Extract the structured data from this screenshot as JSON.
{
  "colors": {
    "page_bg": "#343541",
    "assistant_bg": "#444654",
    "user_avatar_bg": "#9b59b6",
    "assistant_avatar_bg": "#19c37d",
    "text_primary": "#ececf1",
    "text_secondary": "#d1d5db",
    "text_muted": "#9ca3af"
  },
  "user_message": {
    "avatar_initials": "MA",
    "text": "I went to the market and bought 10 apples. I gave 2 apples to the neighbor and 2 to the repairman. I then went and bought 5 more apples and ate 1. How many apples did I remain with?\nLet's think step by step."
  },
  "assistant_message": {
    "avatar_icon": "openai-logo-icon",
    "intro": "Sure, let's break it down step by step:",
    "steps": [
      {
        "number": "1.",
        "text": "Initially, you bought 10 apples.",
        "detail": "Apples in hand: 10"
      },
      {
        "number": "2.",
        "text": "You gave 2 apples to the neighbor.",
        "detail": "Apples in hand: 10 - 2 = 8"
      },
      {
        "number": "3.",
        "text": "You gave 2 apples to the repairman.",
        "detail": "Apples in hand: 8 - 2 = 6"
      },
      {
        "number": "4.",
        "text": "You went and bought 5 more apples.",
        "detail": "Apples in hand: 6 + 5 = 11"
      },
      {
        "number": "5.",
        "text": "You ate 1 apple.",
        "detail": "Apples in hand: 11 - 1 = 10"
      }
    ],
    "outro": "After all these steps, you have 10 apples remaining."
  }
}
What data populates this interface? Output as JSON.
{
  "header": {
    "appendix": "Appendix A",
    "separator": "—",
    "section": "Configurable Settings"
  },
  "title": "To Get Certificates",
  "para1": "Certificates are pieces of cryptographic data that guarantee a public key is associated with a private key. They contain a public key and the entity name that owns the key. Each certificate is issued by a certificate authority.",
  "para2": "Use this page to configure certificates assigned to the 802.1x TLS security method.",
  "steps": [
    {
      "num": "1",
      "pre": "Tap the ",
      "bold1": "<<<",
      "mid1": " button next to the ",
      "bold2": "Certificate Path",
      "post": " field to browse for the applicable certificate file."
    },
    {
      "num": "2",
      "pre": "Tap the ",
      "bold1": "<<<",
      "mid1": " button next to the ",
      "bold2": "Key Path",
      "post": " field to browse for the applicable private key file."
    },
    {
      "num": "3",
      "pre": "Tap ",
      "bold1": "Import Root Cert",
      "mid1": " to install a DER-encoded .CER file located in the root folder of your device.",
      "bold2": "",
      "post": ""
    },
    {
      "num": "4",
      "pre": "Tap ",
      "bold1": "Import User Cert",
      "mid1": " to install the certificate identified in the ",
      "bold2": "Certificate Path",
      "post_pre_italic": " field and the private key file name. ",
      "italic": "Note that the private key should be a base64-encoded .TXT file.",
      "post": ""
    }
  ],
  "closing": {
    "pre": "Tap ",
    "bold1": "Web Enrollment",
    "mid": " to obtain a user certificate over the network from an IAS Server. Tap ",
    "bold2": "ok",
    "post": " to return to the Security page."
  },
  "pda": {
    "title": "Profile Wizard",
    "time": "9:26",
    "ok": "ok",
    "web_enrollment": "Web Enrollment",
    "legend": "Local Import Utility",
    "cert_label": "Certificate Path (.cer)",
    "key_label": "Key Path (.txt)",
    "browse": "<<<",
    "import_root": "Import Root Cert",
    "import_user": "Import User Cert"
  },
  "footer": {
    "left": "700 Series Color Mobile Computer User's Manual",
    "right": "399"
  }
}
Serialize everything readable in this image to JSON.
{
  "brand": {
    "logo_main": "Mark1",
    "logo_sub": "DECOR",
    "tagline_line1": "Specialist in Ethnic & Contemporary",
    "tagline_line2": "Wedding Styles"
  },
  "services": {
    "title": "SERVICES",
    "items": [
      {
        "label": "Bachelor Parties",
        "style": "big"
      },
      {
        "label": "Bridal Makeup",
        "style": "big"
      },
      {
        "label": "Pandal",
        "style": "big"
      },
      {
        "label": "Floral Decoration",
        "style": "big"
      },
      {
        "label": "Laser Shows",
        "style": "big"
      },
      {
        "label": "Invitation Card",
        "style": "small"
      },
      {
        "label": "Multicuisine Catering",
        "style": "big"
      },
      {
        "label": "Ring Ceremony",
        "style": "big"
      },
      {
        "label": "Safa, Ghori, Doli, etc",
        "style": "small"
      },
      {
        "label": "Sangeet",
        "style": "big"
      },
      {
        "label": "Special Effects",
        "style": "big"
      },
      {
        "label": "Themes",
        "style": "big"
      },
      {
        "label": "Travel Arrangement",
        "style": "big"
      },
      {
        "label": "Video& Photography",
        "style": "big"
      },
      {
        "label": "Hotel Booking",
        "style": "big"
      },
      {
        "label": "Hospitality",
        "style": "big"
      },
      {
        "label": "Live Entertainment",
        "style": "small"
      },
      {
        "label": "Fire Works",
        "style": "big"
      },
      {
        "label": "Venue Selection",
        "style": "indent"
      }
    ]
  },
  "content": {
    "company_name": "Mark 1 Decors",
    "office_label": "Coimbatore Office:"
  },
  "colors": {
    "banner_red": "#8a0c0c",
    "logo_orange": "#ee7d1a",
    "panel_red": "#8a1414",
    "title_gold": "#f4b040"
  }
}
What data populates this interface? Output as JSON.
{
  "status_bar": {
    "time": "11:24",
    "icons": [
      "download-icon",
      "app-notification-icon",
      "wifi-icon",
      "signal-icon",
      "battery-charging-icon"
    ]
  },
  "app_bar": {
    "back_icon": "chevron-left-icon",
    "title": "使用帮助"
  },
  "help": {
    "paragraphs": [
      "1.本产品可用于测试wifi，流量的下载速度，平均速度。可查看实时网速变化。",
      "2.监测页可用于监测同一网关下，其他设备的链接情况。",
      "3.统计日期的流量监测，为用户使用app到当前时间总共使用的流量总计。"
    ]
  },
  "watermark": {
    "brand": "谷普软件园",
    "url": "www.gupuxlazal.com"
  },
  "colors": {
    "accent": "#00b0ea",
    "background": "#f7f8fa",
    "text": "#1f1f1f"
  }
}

┄┄┄┄┄┄┄┄┄┄

* [STATED PROBLEM]: Extract each record, keeping it identical to the original.

* [ANSWER TO THIS PROBLEM]:
Extract the structured data from this screenshot as JSON.
{
  "colors": {
    "page_bg": "#343541",
    "assistant_bg": "#444654",
    "user_avatar_bg": "#9b59b6",
    "assistant_avatar_bg": "#19c37d",
    "text_primary": "#ececf1",
    "text_secondary": "#d1d5db",
    "text_muted": "#9ca3af"
  },
  "user_message": {
    "avatar_initials": "MA",
    "text": "I went to the market and bought 10 apples. I gave 2 apples to the neighbor and 2 to the repairman. I then went and bought 5 more apples and ate 1. How many apples did I remain with?\nLet's think step by step."
  },
  "assistant_message": {
    "avatar_icon": "openai-logo-icon",
    "intro": "Sure, let's break it down step by step:",
    "steps": [
      {
        "number": "1.",
        "text": "Initially, you bought 10 apples.",
        "detail": "Apples in hand: 10"
      },
      {
        "number": "2.",
        "text": "You gave 2 apples to the neighbor.",
        "detail": "Apples in hand: 10 - 2 = 8"
      },
      {
        "number": "3.",
        "text": "You gave 2 apples to the repairman.",
        "detail": "Apples in hand: 8 - 2 = 6"
      },
      {
        "number": "4.",
        "text": "You went and bought 5 more apples.",
        "detail": "Apples in hand: 6 + 5 = 11"
      },
      {
        "number": "5.",
        "text": "You ate 1 apple.",
        "detail": "Apples in hand: 11 - 1 = 10"
      }
    ],
    "outro": "After all these steps, you have 10 apples remaining."
  }
}
What data populates this interface? Output as JSON.
{
  "header": {
    "appendix": "Appendix A",
    "separator": "—",
    "section": "Configurable Settings"
  },
  "title": "To Get Certificates",
  "para1": "Certificates are pieces of cryptographic data that guarantee a public key is associated with a private key. They contain a public key and the entity name that owns the key. Each certificate is issued by a certificate authority.",
  "para2": "Use this page to configure certificates assigned to the 802.1x TLS security method.",
  "steps": [
    {
      "num": "1",
      "pre": "Tap the ",
      "bold1": "<<<",
      "mid1": " button next to the ",
      "bold2": "Certificate Path",
      "post": " field to browse for the applicable certificate file."
    },
    {
      "num": "2",
      "pre": "Tap the ",
      "bold1": "<<<",
      "mid1": " button next to the ",
      "bold2": "Key Path",
      "post": " field to browse for the applicable private key file."
    },
    {
      "num": "3",
      "pre": "Tap ",
      "bold1": "Import Root Cert",
      "mid1": " to install a DER-encoded .CER file located in the root folder of your device.",
      "bold2": "",
      "post": ""
    },
    {
      "num": "4",
      "pre": "Tap ",
      "bold1": "Import User Cert",
      "mid1": " to install the certificate identified in the ",
      "bold2": "Certificate Path",
      "post_pre_italic": " field and the private key file name. ",
      "italic": "Note that the private key should be a base64-encoded .TXT file.",
      "post": ""
    }
  ],
  "closing": {
    "pre": "Tap ",
    "bold1": "Web Enrollment",
    "mid": " to obtain a user certificate over the network from an IAS Server. Tap ",
    "bold2": "ok",
    "post": " to return to the Security page."
  },
  "pda": {
    "title": "Profile Wizard",
    "time": "9:26",
    "ok": "ok",
    "web_enrollment": "Web Enrollment",
    "legend": "Local Import Utility",
    "cert_label": "Certificate Path (.cer)",
    "key_label": "Key Path (.txt)",
    "browse": "<<<",
    "import_root": "Import Root Cert",
    "import_user": "Import User Cert"
  },
  "footer": {
    "left": "700 Series Color Mobile Computer User's Manual",
    "right": "399"
  }
}
Serialize everything readable in this image to JSON.
{
  "brand": {
    "logo_main": "Mark1",
    "logo_sub": "DECOR",
    "tagline_line1": "Specialist in Ethnic & Contemporary",
    "tagline_line2": "Wedding Styles"
  },
  "services": {
    "title": "SERVICES",
    "items": [
      {
        "label": "Bachelor Parties",
        "style": "big"
      },
      {
        "label": "Bridal Makeup",
        "style": "big"
      },
      {
        "label": "Pandal",
        "style": "big"
      },
      {
        "label": "Floral Decoration",
        "style": "big"
      },
      {
        "label": "Laser Shows",
        "style": "big"
      },
      {
        "label": "Invitation Card",
        "style": "small"
      },
      {
        "label": "Multicuisine Catering",
        "style": "big"
      },
      {
        "label": "Ring Ceremony",
        "style": "big"
      },
      {
        "label": "Safa, Ghori, Doli, etc",
        "style": "small"
      },
      {
        "label": "Sangeet",
        "style": "big"
      },
      {
        "label": "Special Effects",
        "style": "big"
      },
      {
        "label": "Themes",
        "style": "big"
      },
      {
        "label": "Travel Arrangement",
        "style": "big"
      },
      {
        "label": "Video& Photography",
        "style": "big"
      },
      {
        "label": "Hotel Booking",
        "style": "big"
      },
      {
        "label": "Hospitality",
        "style": "big"
      },
      {
        "label": "Live Entertainment",
        "style": "small"
      },
      {
        "label": "Fire Works",
        "style": "big"
      },
      {
        "label": "Venue Selection",
        "style": "indent"
      }
    ]
  },
  "content": {
    "company_name": "Mark 1 Decors",
    "office_label": "Coimbatore Office:"
  },
  "colors": {
    "banner_red": "#8a0c0c",
    "logo_orange": "#ee7d1a",
    "panel_red": "#8a1414",
    "title_gold": "#f4b040"
  }
}
What data populates this interface? Output as JSON.
{
  "status_bar": {
    "time": "11:24",
    "icons": [
      "download-icon",
      "app-notification-icon",
      "wifi-icon",
      "signal-icon",
      "battery-charging-icon"
    ]
  },
  "app_bar": {
    "back_icon": "chevron-left-icon",
    "title": "使用帮助"
  },
  "help": {
    "paragraphs": [
      "1.本产品可用于测试wifi，流量的下载速度，平均速度。可查看实时网速变化。",
      "2.监测页可用于监测同一网关下，其他设备的链接情况。",
      "3.统计日期的流量监测，为用户使用app到当前时间总共使用的流量总计。"
    ]
  },
  "watermark": {
    "brand": "谷普软件园",
    "url": "www.gupuxlazal.com"
  },
  "colors": {
    "accent": "#00b0ea",
    "background": "#f7f8fa",
    "text": "#1f1f1f"
  }
}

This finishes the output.